Records to use -
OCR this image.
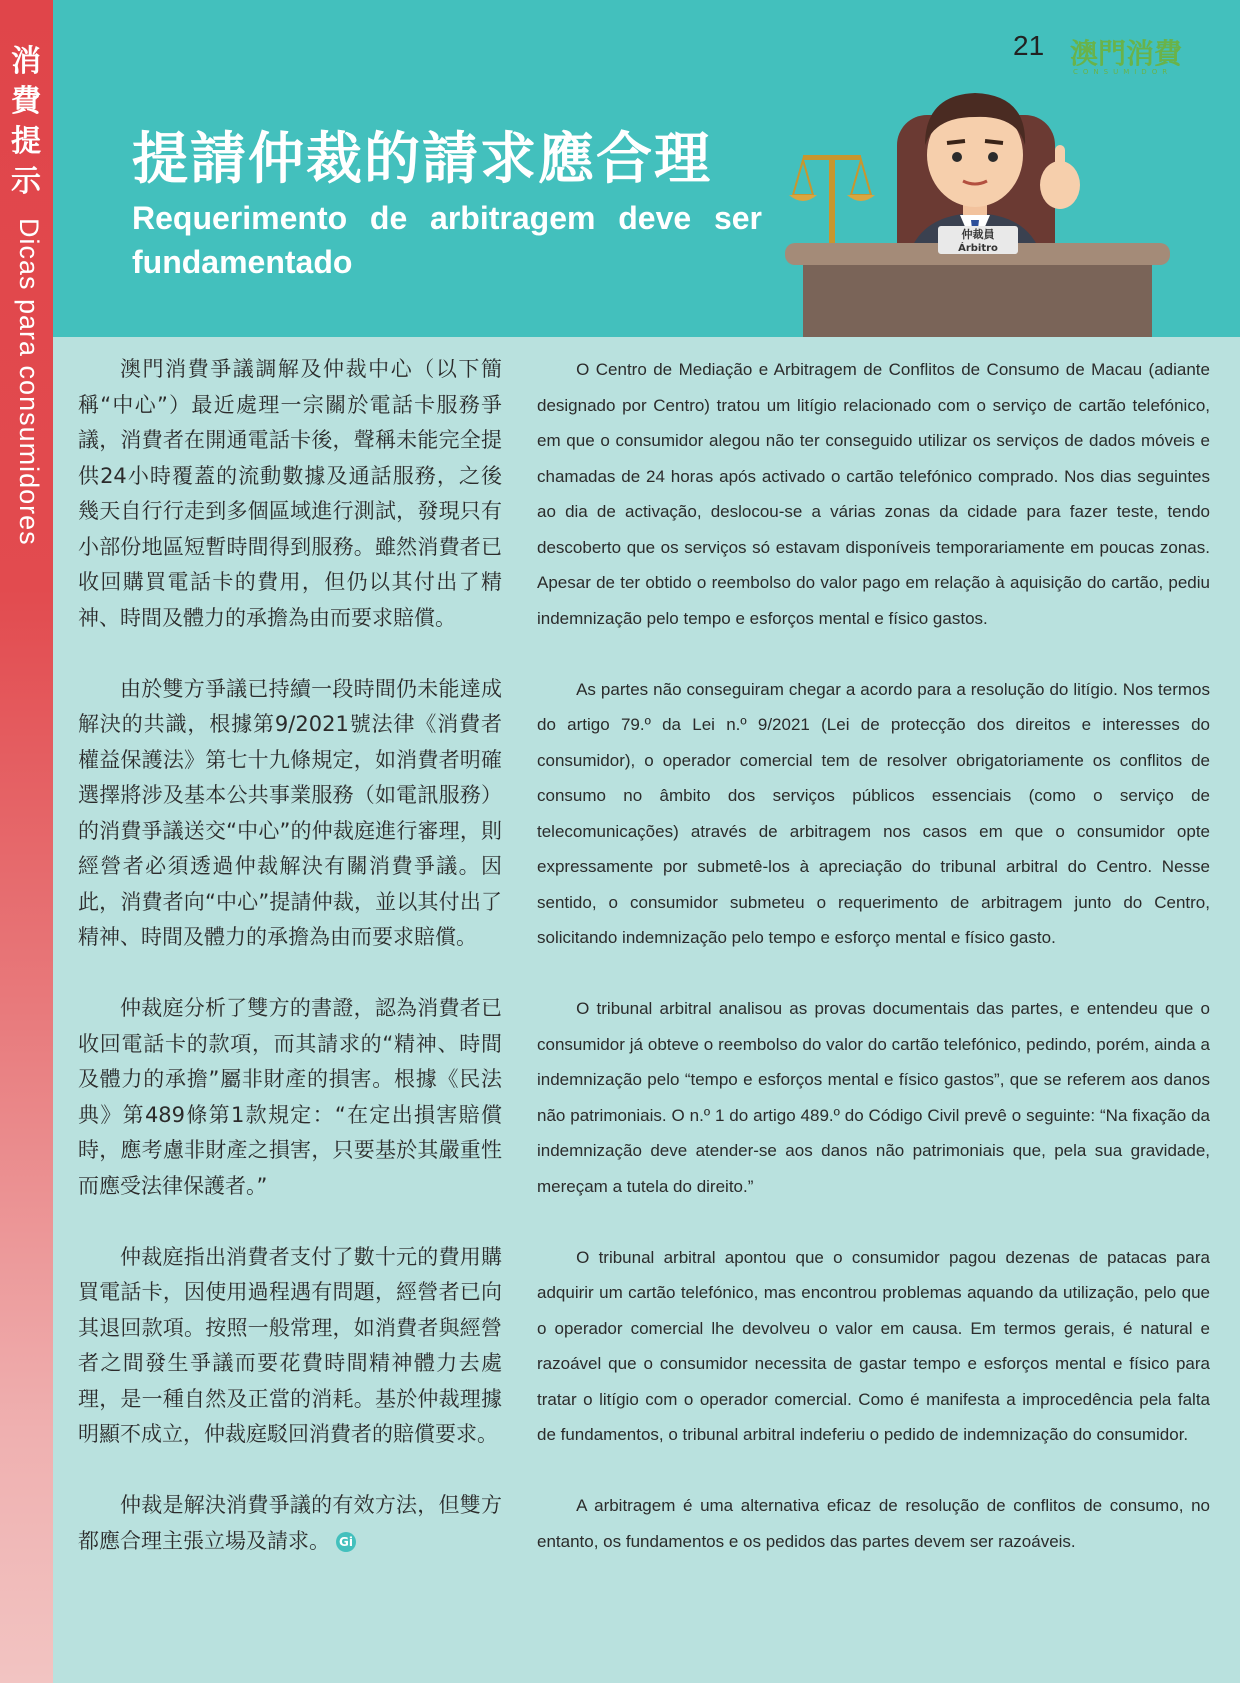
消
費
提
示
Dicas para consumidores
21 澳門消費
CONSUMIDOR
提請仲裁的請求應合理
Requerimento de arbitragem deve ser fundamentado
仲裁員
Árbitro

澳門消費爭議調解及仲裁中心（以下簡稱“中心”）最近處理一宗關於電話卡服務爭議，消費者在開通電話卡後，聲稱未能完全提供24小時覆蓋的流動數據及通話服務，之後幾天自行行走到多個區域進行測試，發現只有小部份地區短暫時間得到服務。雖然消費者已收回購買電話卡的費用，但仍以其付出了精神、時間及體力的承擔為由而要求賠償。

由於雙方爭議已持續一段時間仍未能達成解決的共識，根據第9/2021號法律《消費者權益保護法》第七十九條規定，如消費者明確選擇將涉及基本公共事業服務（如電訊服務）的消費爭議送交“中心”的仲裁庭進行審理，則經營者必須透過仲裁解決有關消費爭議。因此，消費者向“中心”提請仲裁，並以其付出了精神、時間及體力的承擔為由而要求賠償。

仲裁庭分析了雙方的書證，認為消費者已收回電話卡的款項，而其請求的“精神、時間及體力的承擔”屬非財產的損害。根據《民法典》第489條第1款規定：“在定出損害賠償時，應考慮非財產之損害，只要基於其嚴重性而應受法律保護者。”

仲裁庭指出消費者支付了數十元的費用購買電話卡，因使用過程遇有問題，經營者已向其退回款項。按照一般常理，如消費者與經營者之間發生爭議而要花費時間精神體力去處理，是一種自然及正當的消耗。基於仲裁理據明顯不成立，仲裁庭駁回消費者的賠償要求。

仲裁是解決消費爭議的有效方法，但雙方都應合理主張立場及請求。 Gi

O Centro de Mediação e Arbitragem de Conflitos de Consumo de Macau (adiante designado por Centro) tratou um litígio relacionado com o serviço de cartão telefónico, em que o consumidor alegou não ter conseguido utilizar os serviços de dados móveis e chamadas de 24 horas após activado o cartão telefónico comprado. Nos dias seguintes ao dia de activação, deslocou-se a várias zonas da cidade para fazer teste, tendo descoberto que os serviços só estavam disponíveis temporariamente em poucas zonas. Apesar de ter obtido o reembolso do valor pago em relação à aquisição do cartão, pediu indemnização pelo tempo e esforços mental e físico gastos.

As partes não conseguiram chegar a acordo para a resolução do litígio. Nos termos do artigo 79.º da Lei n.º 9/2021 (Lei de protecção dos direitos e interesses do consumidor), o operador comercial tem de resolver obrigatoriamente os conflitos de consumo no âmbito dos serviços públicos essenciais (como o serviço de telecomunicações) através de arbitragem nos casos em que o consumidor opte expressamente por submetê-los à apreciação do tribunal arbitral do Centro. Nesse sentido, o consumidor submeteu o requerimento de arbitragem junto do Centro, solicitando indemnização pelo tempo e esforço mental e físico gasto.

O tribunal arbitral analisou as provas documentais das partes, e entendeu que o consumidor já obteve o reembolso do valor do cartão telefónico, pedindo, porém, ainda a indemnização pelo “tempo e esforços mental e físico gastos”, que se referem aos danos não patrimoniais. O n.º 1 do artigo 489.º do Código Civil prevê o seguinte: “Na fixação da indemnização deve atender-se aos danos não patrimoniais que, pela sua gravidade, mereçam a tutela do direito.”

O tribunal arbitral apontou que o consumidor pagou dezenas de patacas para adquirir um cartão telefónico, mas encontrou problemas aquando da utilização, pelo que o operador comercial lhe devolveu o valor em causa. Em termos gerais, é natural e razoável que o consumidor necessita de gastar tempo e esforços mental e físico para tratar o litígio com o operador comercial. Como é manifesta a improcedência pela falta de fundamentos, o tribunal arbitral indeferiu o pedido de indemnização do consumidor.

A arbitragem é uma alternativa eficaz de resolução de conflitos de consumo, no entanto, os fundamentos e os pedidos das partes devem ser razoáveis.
...
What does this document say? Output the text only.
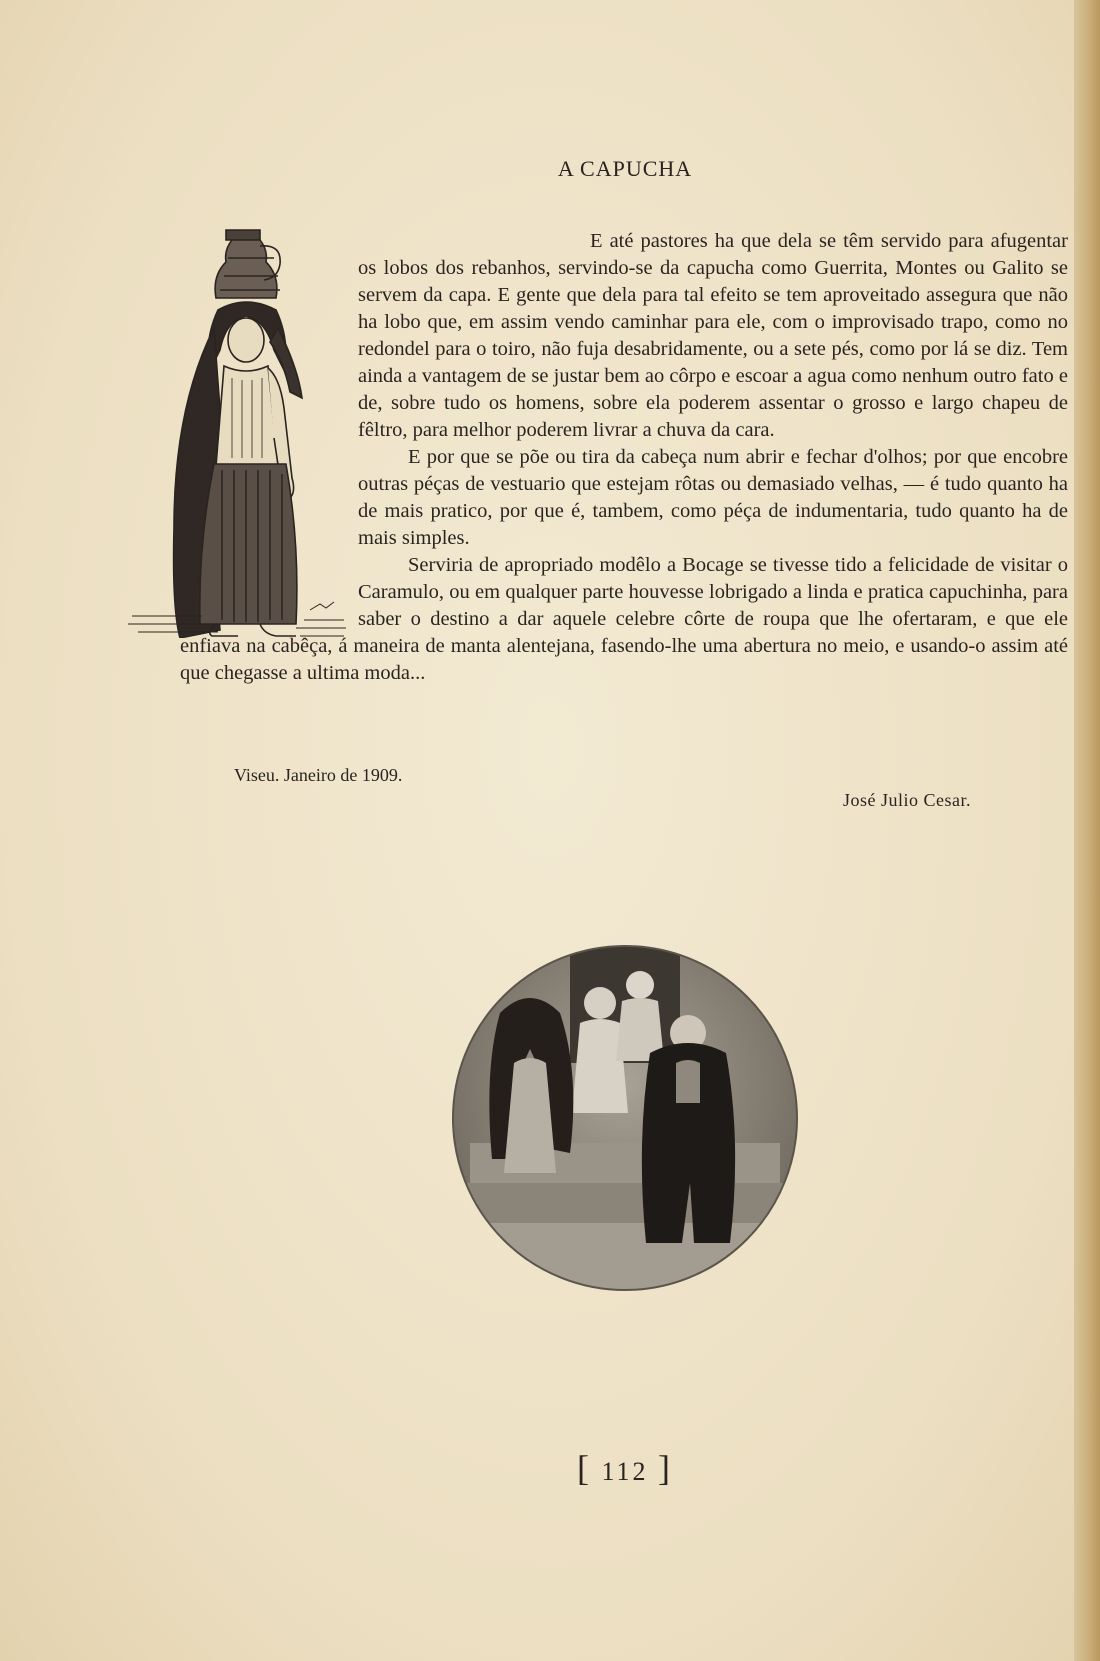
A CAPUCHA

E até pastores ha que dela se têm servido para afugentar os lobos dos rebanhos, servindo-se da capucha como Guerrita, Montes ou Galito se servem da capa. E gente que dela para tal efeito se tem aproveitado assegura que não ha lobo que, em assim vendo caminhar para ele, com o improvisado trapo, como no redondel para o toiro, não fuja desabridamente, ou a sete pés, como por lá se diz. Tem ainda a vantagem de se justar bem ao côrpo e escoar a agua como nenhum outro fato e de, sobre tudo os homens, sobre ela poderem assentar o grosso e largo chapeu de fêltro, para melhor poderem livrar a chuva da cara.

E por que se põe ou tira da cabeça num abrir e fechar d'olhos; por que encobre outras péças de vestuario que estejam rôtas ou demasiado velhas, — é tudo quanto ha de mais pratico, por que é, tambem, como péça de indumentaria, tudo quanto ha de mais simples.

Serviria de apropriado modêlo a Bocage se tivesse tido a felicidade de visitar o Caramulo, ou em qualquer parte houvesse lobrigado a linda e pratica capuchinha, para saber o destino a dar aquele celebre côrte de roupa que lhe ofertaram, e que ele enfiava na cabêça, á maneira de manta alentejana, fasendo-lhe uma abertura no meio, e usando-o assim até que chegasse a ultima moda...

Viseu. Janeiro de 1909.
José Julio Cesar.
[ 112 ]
---
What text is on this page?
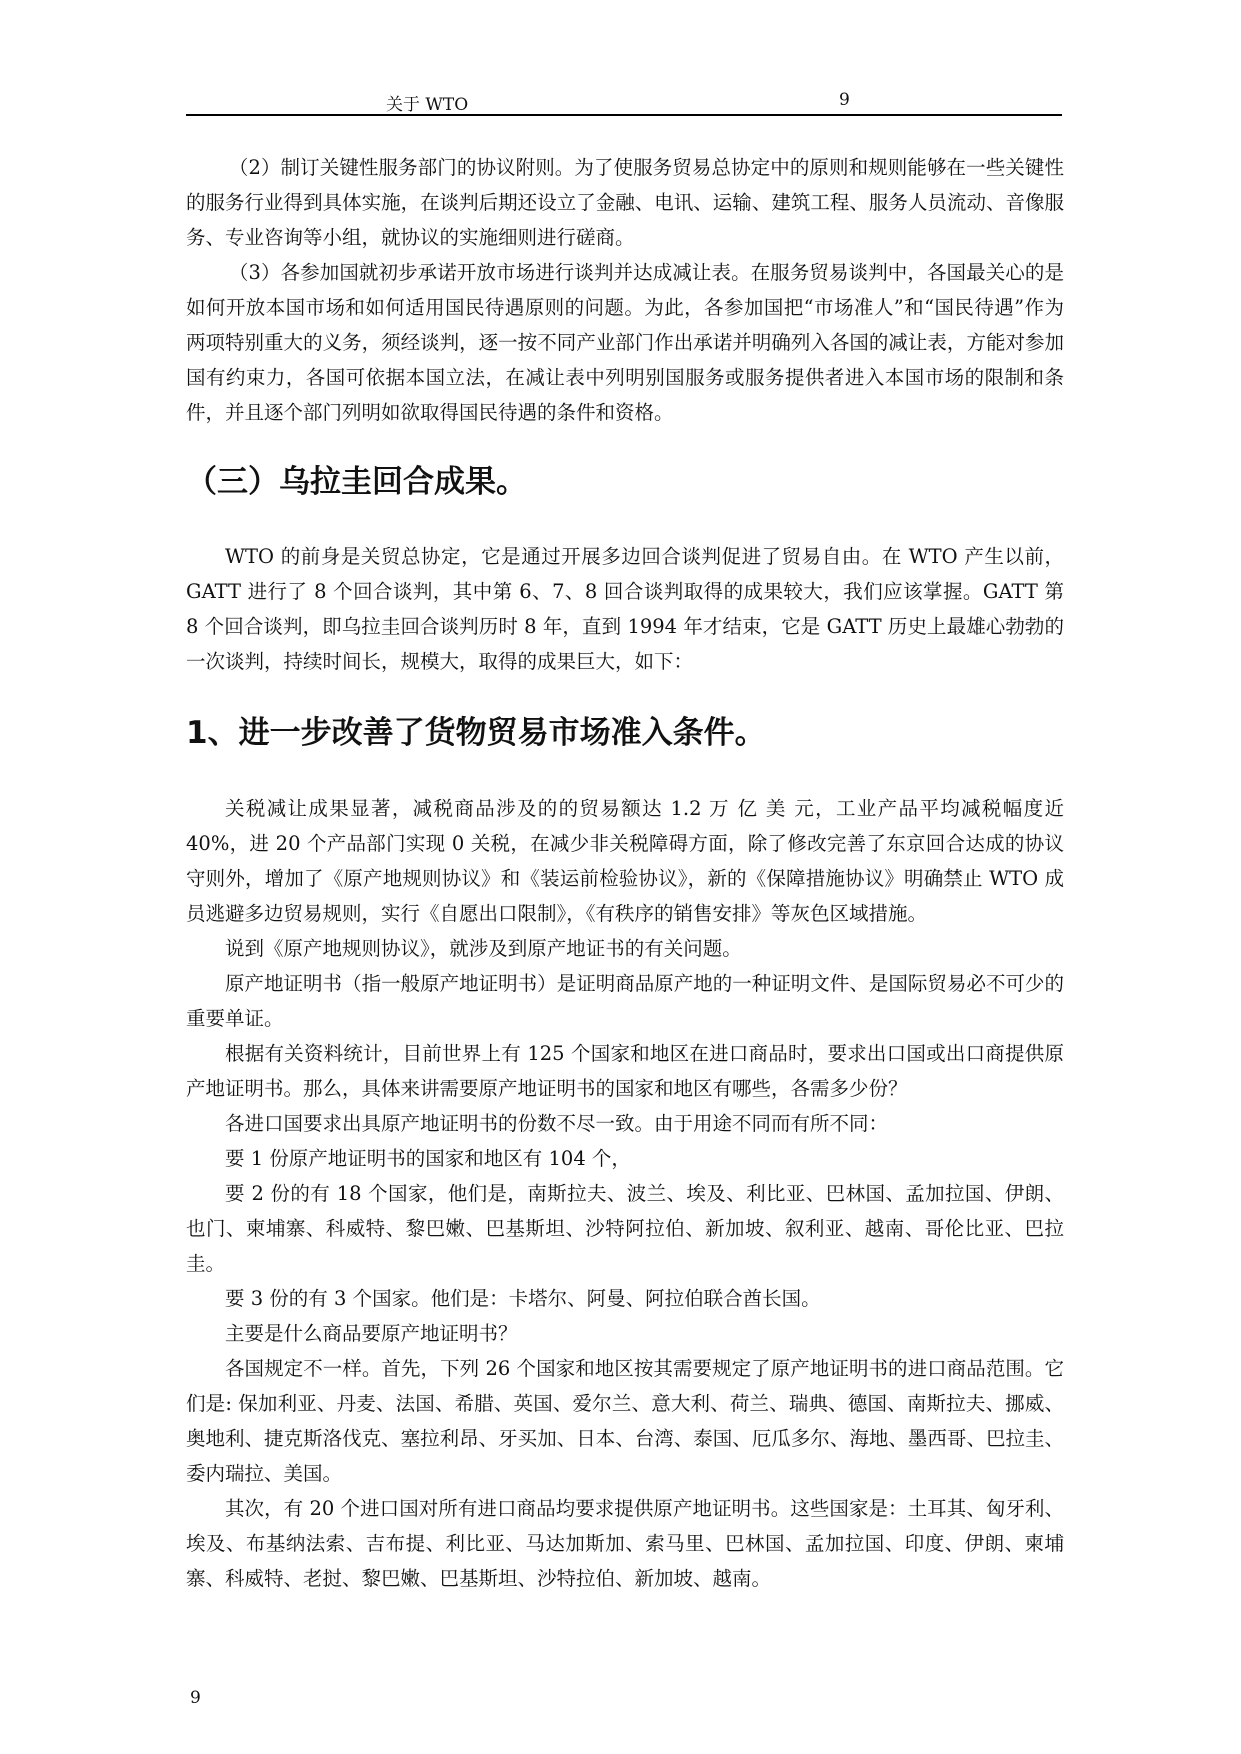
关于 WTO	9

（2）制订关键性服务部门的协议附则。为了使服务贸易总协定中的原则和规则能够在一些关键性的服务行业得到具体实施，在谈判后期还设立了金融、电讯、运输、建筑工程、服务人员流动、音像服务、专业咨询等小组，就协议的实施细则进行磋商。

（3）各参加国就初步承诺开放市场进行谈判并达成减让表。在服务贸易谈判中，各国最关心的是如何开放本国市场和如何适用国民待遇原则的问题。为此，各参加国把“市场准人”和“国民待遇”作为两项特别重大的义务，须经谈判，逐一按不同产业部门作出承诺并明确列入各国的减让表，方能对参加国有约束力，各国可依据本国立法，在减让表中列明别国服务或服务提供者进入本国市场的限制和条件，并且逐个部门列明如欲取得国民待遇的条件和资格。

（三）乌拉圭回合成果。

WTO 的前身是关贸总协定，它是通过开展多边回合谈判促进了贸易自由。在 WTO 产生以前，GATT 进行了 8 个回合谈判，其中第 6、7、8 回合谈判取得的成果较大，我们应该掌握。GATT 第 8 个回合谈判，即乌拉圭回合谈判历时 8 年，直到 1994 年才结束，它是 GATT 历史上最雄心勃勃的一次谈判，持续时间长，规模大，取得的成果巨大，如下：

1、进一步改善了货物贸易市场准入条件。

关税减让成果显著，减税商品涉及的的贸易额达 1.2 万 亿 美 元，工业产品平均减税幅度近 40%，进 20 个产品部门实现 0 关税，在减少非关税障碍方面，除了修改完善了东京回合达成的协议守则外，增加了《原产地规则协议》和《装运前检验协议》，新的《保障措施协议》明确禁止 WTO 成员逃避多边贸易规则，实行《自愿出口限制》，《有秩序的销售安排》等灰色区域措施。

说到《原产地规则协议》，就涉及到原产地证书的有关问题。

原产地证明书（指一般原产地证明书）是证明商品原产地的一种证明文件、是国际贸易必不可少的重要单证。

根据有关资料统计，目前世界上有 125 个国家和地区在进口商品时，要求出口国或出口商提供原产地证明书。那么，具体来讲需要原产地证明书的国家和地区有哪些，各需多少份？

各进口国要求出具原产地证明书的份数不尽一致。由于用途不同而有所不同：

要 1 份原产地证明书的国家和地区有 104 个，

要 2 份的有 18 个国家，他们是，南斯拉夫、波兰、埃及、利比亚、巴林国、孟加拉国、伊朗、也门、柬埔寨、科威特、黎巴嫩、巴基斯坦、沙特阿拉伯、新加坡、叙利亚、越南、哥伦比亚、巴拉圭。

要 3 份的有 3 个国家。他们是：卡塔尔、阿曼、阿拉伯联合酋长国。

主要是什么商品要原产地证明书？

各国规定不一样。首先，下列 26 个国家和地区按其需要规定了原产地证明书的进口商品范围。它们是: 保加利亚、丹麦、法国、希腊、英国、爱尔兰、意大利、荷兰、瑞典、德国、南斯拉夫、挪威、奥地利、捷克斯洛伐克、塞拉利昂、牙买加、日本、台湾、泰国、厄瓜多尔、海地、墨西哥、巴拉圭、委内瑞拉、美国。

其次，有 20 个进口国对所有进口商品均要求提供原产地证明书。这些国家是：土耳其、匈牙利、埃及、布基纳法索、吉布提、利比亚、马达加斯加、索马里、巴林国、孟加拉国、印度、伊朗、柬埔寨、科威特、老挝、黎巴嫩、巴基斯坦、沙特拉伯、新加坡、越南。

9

Written instruction - Gather all lines of the records that include the word "時間及體力的承擔為由而要求賠償".

Reply to the exercise -
澳門消費爭議調解及仲裁中心（以下簡稱“中心”）最近處理一宗關於電話卡服務爭議，消費者在開通電話卡後，聲稱未能完全提供24小時覆蓋的流動數據及通話服務，之後幾天自行行走到多個區域進行測試，發現只有小部份地區短暫時間得到服務。雖然消費者已收回購買電話卡的費用，但仍以其付出了精神、時間及體力的承擔為由而要求賠償。
由於雙方爭議已持續一段時間仍未能達成解決的共識，根據第9/2021號法律《消費者權益保護法》第七十九條規定，如消費者明確選擇將涉及基本公共事業服務（如電訊服務）的消費爭議送交“中心”的仲裁庭進行審理，則經營者必須透過仲裁解決有關消費爭議。因此，消費者向“中心”提請仲裁，並以其付出了精神、時間及體力的承擔為由而要求賠償。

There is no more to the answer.